» Exercise brief
All records below must be retyped exactly.

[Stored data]
=-=-=
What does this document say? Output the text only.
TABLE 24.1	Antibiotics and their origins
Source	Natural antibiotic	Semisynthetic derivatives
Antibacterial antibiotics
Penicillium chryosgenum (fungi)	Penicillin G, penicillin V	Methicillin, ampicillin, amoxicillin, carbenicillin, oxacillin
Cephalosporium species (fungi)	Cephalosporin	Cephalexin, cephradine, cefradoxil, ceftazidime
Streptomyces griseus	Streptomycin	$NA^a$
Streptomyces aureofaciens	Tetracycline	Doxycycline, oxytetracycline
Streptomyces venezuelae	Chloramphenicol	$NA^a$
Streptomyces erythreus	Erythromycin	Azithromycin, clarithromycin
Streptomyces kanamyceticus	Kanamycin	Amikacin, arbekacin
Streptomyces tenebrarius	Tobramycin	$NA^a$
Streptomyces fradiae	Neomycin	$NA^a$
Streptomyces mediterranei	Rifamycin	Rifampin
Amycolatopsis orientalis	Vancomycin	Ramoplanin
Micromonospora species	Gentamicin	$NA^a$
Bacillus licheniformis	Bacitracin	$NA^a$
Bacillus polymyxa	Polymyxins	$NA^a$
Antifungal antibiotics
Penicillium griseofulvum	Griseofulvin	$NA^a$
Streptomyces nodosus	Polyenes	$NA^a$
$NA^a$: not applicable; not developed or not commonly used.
=-=-=
» Completed exercise
What does this document say? Output the text only.
TABLE 24.1	Antibiotics and their origins
Source	Natural antibiotic	Semisynthetic derivatives
Antibacterial antibiotics
Penicillium chryosgenum (fungi)	Penicillin G, penicillin V	Methicillin, ampicillin, amoxicillin, carbenicillin, oxacillin
Cephalosporium species (fungi)	Cephalosporin	Cephalexin, cephradine, cefradoxil, ceftazidime
Streptomyces griseus	Streptomycin	$NA^a$
Streptomyces aureofaciens	Tetracycline	Doxycycline, oxytetracycline
Streptomyces venezuelae	Chloramphenicol	$NA^a$
Streptomyces erythreus	Erythromycin	Azithromycin, clarithromycin
Streptomyces kanamyceticus	Kanamycin	Amikacin, arbekacin
Streptomyces tenebrarius	Tobramycin	$NA^a$
Streptomyces fradiae	Neomycin	$NA^a$
Streptomyces mediterranei	Rifamycin	Rifampin
Amycolatopsis orientalis	Vancomycin	Ramoplanin
Micromonospora species	Gentamicin	$NA^a$
Bacillus licheniformis	Bacitracin	$NA^a$
Bacillus polymyxa	Polymyxins	$NA^a$
Antifungal antibiotics
Penicillium griseofulvum	Griseofulvin	$NA^a$
Streptomyces nodosus	Polyenes	$NA^a$
$NA^a$: not applicable; not developed or not commonly used.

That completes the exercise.